Select and copy out every line in the records containing "Duration".

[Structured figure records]
►

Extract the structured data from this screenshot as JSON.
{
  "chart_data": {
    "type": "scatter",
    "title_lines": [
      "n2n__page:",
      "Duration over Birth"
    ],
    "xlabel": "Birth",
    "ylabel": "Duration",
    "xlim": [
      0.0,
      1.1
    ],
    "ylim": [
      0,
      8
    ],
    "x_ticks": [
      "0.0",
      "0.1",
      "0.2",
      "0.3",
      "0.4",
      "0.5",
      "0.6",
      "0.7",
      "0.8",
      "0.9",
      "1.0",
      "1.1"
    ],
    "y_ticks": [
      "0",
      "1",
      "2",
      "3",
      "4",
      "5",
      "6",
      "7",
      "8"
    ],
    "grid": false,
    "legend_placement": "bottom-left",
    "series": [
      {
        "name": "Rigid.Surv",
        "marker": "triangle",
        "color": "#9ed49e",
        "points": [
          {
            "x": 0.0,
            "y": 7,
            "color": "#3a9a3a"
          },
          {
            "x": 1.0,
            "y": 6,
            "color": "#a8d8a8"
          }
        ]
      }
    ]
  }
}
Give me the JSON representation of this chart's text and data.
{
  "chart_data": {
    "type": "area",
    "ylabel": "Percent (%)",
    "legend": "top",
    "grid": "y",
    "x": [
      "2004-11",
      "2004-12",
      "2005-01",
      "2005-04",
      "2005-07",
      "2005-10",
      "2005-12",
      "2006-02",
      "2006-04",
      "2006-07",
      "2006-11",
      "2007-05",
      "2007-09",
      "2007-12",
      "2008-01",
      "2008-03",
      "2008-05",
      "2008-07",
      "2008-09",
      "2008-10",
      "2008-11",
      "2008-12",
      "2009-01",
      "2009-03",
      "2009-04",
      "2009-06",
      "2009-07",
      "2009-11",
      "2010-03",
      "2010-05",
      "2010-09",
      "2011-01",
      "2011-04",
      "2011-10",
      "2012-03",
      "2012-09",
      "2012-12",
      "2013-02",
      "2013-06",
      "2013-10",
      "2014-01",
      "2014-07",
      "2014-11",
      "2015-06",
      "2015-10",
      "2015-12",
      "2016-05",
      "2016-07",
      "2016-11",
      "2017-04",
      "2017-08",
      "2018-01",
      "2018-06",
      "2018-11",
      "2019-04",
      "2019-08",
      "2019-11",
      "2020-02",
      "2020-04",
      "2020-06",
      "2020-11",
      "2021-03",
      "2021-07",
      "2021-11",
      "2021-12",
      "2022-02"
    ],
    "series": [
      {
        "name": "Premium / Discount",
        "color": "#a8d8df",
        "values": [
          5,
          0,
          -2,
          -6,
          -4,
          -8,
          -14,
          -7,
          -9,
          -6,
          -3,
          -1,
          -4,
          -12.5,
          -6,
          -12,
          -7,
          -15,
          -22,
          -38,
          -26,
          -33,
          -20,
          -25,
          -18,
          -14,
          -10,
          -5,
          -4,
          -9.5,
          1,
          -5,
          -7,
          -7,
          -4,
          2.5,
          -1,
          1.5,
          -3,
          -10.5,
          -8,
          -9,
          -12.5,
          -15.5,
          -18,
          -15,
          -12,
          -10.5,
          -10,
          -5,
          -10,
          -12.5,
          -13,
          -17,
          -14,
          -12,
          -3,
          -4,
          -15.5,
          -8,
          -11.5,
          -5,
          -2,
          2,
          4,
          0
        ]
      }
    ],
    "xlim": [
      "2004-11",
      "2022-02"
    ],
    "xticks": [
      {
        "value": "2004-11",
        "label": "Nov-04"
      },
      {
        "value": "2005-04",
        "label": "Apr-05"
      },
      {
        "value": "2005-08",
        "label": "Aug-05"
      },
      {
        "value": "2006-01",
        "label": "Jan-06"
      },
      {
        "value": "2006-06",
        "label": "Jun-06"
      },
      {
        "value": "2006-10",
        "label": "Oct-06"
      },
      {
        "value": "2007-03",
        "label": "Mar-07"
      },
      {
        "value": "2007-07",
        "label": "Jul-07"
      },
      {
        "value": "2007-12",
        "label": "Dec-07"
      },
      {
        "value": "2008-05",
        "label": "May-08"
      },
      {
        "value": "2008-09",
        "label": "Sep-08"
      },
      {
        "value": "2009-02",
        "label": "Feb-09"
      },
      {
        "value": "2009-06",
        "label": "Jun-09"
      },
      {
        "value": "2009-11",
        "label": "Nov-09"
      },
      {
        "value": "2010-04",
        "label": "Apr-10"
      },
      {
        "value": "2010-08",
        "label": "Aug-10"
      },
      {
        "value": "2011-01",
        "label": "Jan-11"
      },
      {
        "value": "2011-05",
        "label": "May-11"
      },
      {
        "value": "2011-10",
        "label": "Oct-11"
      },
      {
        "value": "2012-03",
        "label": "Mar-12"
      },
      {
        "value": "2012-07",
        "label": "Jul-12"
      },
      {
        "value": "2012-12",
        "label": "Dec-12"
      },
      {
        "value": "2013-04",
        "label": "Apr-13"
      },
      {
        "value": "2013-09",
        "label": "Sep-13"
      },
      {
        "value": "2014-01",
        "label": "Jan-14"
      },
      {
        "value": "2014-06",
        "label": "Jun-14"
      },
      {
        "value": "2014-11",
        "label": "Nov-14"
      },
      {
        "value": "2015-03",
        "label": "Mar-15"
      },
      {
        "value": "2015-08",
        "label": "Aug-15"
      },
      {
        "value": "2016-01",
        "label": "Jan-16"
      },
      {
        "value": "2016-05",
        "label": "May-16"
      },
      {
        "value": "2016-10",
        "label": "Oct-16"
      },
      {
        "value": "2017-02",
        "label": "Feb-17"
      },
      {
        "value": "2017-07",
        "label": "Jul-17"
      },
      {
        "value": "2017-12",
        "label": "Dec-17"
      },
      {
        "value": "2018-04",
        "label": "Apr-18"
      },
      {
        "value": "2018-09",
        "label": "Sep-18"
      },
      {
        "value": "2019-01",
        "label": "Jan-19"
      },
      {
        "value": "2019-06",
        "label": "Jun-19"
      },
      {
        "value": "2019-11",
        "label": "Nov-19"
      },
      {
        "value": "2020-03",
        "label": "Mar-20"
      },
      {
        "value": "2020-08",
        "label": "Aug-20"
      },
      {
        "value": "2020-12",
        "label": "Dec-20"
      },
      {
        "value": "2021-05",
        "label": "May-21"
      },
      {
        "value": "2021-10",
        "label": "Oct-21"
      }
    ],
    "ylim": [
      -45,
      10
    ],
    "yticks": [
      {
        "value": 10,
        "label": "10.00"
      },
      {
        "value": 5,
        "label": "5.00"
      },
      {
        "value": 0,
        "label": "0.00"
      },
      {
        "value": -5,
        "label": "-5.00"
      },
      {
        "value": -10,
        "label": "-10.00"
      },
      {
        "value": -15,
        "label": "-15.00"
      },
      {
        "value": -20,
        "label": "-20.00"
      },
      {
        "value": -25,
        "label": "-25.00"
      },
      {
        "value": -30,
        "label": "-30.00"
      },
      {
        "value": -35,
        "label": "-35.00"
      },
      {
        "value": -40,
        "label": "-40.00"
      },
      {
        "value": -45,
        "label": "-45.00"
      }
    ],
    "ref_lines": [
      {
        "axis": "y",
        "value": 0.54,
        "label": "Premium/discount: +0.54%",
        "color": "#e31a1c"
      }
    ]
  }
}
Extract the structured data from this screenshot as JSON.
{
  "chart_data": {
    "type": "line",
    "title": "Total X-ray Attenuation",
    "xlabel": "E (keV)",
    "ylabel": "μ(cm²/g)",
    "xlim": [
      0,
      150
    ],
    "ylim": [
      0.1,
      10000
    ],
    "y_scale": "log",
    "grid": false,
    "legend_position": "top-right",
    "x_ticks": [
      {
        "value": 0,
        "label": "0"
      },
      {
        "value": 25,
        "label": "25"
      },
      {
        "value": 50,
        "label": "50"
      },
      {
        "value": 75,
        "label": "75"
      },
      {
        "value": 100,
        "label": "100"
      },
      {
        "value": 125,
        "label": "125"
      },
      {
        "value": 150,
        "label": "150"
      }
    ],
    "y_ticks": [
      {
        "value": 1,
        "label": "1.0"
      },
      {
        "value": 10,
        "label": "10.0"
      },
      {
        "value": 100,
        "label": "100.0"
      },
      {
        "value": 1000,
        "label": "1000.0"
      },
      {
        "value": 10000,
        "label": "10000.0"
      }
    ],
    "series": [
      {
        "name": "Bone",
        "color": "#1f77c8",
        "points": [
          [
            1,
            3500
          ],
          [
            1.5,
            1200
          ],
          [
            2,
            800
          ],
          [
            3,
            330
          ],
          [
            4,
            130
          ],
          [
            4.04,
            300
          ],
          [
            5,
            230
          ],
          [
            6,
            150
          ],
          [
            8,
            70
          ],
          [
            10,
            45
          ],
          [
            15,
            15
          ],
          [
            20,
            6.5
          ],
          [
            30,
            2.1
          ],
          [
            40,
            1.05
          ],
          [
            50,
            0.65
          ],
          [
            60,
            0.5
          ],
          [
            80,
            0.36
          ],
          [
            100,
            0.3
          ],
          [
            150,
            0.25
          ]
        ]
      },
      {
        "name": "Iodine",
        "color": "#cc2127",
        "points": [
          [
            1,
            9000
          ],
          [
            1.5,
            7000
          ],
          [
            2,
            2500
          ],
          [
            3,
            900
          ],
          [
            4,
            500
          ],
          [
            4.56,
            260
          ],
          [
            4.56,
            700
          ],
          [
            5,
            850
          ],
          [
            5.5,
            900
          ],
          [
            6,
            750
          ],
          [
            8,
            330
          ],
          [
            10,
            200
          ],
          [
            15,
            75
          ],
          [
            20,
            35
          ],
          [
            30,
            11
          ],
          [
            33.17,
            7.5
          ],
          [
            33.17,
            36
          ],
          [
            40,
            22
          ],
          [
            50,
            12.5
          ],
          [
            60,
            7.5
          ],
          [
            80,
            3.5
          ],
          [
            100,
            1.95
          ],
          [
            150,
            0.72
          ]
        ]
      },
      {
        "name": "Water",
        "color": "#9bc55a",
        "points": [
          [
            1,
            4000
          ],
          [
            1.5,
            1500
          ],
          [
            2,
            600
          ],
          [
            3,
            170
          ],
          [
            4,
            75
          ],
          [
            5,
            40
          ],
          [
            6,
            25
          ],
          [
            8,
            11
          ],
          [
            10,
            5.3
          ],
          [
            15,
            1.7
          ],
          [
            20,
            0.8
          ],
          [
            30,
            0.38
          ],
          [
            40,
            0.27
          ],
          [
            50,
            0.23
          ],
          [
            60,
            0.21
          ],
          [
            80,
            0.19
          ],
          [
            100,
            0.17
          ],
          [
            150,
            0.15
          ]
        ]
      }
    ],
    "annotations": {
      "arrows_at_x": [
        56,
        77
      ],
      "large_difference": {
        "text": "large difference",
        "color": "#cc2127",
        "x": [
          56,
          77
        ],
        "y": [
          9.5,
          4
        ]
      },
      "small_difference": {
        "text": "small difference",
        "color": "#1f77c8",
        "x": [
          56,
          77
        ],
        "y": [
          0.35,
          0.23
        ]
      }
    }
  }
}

◄

■ Solution to the problem
      "Duration over Birth"
    "ylabel": "Duration",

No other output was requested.